### [Supplied data]
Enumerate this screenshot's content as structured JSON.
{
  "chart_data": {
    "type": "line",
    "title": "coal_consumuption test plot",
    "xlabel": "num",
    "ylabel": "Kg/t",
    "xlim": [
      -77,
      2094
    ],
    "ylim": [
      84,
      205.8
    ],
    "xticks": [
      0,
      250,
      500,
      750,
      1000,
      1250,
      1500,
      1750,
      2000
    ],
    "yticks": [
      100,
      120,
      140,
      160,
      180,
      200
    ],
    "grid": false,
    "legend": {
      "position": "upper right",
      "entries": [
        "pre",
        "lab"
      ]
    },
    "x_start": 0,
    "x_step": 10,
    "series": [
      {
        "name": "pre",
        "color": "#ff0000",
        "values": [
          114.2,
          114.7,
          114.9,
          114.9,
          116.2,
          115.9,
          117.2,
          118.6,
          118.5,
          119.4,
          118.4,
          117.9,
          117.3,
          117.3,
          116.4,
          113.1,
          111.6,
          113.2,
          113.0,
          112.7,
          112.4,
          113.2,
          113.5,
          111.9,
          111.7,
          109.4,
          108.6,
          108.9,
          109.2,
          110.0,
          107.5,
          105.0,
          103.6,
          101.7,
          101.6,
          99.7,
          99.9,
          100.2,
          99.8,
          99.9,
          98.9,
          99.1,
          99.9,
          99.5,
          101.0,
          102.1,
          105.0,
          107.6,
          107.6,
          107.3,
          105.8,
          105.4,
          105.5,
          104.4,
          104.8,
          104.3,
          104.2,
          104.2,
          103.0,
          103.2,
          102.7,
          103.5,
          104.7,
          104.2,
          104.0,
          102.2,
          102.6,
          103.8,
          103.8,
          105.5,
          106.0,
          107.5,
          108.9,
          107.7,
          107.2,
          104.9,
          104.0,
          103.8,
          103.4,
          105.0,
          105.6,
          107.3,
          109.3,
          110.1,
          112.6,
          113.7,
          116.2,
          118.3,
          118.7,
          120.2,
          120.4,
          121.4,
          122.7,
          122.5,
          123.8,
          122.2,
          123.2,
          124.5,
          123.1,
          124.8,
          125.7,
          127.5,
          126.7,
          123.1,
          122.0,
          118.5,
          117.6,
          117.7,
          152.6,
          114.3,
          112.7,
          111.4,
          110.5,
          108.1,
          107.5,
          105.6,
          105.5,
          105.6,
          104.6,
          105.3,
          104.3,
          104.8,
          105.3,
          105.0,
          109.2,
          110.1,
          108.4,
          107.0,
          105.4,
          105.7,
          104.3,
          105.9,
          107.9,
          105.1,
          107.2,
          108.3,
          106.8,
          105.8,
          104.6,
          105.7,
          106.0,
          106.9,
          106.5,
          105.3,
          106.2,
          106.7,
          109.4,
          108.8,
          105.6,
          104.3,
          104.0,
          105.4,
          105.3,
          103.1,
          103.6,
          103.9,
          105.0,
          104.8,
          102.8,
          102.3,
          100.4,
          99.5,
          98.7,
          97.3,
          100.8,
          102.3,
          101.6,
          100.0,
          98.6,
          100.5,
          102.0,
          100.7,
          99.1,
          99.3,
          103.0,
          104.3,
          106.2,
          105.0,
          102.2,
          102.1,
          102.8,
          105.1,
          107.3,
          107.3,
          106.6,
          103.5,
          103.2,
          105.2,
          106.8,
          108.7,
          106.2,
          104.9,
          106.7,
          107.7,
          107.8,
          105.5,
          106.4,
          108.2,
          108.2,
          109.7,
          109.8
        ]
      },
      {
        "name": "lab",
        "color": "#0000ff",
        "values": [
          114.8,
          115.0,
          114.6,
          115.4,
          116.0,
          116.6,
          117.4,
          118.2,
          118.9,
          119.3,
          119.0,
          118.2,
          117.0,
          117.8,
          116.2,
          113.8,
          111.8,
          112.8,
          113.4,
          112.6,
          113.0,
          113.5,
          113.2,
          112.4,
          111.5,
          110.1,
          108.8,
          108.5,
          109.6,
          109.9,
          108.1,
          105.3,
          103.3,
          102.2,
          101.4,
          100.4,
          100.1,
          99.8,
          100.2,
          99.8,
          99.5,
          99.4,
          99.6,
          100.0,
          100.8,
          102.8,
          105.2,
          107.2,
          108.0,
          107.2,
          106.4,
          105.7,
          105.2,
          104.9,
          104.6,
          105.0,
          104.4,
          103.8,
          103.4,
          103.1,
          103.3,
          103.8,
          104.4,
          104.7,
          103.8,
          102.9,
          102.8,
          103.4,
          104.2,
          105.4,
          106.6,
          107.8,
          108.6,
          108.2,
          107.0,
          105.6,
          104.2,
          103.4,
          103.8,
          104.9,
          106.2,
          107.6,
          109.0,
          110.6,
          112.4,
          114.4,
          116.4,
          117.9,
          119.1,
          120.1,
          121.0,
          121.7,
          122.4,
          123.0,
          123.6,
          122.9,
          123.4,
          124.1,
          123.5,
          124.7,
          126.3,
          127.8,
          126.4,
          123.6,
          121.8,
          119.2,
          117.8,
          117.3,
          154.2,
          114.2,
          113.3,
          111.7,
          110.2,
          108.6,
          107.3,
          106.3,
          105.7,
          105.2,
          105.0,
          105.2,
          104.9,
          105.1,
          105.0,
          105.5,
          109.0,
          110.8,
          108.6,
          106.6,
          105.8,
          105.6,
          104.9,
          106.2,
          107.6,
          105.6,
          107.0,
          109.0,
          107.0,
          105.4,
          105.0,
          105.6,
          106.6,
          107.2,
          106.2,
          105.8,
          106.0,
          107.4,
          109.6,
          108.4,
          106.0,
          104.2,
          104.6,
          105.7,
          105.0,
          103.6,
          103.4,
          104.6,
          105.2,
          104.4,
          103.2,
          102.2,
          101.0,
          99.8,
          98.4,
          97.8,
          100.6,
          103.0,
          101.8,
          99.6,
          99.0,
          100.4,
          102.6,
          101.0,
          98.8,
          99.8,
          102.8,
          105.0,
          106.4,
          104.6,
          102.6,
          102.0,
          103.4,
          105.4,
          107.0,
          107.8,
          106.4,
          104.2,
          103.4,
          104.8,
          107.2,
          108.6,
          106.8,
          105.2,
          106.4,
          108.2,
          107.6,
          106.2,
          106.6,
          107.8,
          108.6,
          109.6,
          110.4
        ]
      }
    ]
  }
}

### [Stated exercise]
Retype the entries exactly, including every line.

### [Worked answer]
Enumerate this screenshot's content as structured JSON.
{
  "chart_data": {
    "type": "line",
    "title": "coal_consumuption test plot",
    "xlabel": "num",
    "ylabel": "Kg/t",
    "xlim": [
      -77,
      2094
    ],
    "ylim": [
      84,
      205.8
    ],
    "xticks": [
      0,
      250,
      500,
      750,
      1000,
      1250,
      1500,
      1750,
      2000
    ],
    "yticks": [
      100,
      120,
      140,
      160,
      180,
      200
    ],
    "grid": false,
    "legend": {
      "position": "upper right",
      "entries": [
        "pre",
        "lab"
      ]
    },
    "x_start": 0,
    "x_step": 10,
    "series": [
      {
        "name": "pre",
        "color": "#ff0000",
        "values": [
          114.2,
          114.7,
          114.9,
          114.9,
          116.2,
          115.9,
          117.2,
          118.6,
          118.5,
          119.4,
          118.4,
          117.9,
          117.3,
          117.3,
          116.4,
          113.1,
          111.6,
          113.2,
          113.0,
          112.7,
          112.4,
          113.2,
          113.5,
          111.9,
          111.7,
          109.4,
          108.6,
          108.9,
          109.2,
          110.0,
          107.5,
          105.0,
          103.6,
          101.7,
          101.6,
          99.7,
          99.9,
          100.2,
          99.8,
          99.9,
          98.9,
          99.1,
          99.9,
          99.5,
          101.0,
          102.1,
          105.0,
          107.6,
          107.6,
          107.3,
          105.8,
          105.4,
          105.5,
          104.4,
          104.8,
          104.3,
          104.2,
          104.2,
          103.0,
          103.2,
          102.7,
          103.5,
          104.7,
          104.2,
          104.0,
          102.2,
          102.6,
          103.8,
          103.8,
          105.5,
          106.0,
          107.5,
          108.9,
          107.7,
          107.2,
          104.9,
          104.0,
          103.8,
          103.4,
          105.0,
          105.6,
          107.3,
          109.3,
          110.1,
          112.6,
          113.7,
          116.2,
          118.3,
          118.7,
          120.2,
          120.4,
          121.4,
          122.7,
          122.5,
          123.8,
          122.2,
          123.2,
          124.5,
          123.1,
          124.8,
          125.7,
          127.5,
          126.7,
          123.1,
          122.0,
          118.5,
          117.6,
          117.7,
          152.6,
          114.3,
          112.7,
          111.4,
          110.5,
          108.1,
          107.5,
          105.6,
          105.5,
          105.6,
          104.6,
          105.3,
          104.3,
          104.8,
          105.3,
          105.0,
          109.2,
          110.1,
          108.4,
          107.0,
          105.4,
          105.7,
          104.3,
          105.9,
          107.9,
          105.1,
          107.2,
          108.3,
          106.8,
          105.8,
          104.6,
          105.7,
          106.0,
          106.9,
          106.5,
          105.3,
          106.2,
          106.7,
          109.4,
          108.8,
          105.6,
          104.3,
          104.0,
          105.4,
          105.3,
          103.1,
          103.6,
          103.9,
          105.0,
          104.8,
          102.8,
          102.3,
          100.4,
          99.5,
          98.7,
          97.3,
          100.8,
          102.3,
          101.6,
          100.0,
          98.6,
          100.5,
          102.0,
          100.7,
          99.1,
          99.3,
          103.0,
          104.3,
          106.2,
          105.0,
          102.2,
          102.1,
          102.8,
          105.1,
          107.3,
          107.3,
          106.6,
          103.5,
          103.2,
          105.2,
          106.8,
          108.7,
          106.2,
          104.9,
          106.7,
          107.7,
          107.8,
          105.5,
          106.4,
          108.2,
          108.2,
          109.7,
          109.8
        ]
      },
      {
        "name": "lab",
        "color": "#0000ff",
        "values": [
          114.8,
          115.0,
          114.6,
          115.4,
          116.0,
          116.6,
          117.4,
          118.2,
          118.9,
          119.3,
          119.0,
          118.2,
          117.0,
          117.8,
          116.2,
          113.8,
          111.8,
          112.8,
          113.4,
          112.6,
          113.0,
          113.5,
          113.2,
          112.4,
          111.5,
          110.1,
          108.8,
          108.5,
          109.6,
          109.9,
          108.1,
          105.3,
          103.3,
          102.2,
          101.4,
          100.4,
          100.1,
          99.8,
          100.2,
          99.8,
          99.5,
          99.4,
          99.6,
          100.0,
          100.8,
          102.8,
          105.2,
          107.2,
          108.0,
          107.2,
          106.4,
          105.7,
          105.2,
          104.9,
          104.6,
          105.0,
          104.4,
          103.8,
          103.4,
          103.1,
          103.3,
          103.8,
          104.4,
          104.7,
          103.8,
          102.9,
          102.8,
          103.4,
          104.2,
          105.4,
          106.6,
          107.8,
          108.6,
          108.2,
          107.0,
          105.6,
          104.2,
          103.4,
          103.8,
          104.9,
          106.2,
          107.6,
          109.0,
          110.6,
          112.4,
          114.4,
          116.4,
          117.9,
          119.1,
          120.1,
          121.0,
          121.7,
          122.4,
          123.0,
          123.6,
          122.9,
          123.4,
          124.1,
          123.5,
          124.7,
          126.3,
          127.8,
          126.4,
          123.6,
          121.8,
          119.2,
          117.8,
          117.3,
          154.2,
          114.2,
          113.3,
          111.7,
          110.2,
          108.6,
          107.3,
          106.3,
          105.7,
          105.2,
          105.0,
          105.2,
          104.9,
          105.1,
          105.0,
          105.5,
          109.0,
          110.8,
          108.6,
          106.6,
          105.8,
          105.6,
          104.9,
          106.2,
          107.6,
          105.6,
          107.0,
          109.0,
          107.0,
          105.4,
          105.0,
          105.6,
          106.6,
          107.2,
          106.2,
          105.8,
          106.0,
          107.4,
          109.6,
          108.4,
          106.0,
          104.2,
          104.6,
          105.7,
          105.0,
          103.6,
          103.4,
          104.6,
          105.2,
          104.4,
          103.2,
          102.2,
          101.0,
          99.8,
          98.4,
          97.8,
          100.6,
          103.0,
          101.8,
          99.6,
          99.0,
          100.4,
          102.6,
          101.0,
          98.8,
          99.8,
          102.8,
          105.0,
          106.4,
          104.6,
          102.6,
          102.0,
          103.4,
          105.4,
          107.0,
          107.8,
          106.4,
          104.2,
          103.4,
          104.8,
          107.2,
          108.6,
          106.8,
          105.2,
          106.4,
          108.2,
          107.6,
          106.2,
          106.6,
          107.8,
          108.6,
          109.6,
          110.4
        ]
      }
    ]
  }
}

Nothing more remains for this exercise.